# Task prompt
Each line of the material below that holds the word "name" needs to be copied.

= = =

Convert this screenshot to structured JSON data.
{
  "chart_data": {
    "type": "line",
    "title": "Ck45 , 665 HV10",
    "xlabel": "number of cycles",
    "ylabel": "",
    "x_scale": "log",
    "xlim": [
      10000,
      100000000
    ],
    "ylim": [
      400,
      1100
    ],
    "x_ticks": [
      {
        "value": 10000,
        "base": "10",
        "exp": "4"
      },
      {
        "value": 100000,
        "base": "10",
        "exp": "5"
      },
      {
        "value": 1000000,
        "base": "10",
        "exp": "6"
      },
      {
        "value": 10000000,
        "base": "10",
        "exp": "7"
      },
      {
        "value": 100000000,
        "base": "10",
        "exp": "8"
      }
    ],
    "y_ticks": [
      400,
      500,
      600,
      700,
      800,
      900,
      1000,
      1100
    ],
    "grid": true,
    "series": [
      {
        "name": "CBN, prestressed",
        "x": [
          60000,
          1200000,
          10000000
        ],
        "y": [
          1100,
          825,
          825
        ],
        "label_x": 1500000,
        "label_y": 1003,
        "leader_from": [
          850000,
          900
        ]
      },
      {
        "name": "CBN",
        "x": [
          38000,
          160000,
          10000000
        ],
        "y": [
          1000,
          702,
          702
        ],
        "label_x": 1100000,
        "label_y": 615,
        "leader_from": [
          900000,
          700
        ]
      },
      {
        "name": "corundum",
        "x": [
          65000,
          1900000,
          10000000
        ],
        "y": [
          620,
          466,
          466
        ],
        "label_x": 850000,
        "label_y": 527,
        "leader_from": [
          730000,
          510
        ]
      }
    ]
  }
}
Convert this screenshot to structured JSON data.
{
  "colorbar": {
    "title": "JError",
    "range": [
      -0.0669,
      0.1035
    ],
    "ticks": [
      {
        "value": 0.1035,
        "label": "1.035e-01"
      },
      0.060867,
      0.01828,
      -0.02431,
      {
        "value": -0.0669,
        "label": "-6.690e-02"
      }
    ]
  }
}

= = =

# Response below
        "name": "CBN, prestressed",
        "name": "CBN",
        "name": "corundum",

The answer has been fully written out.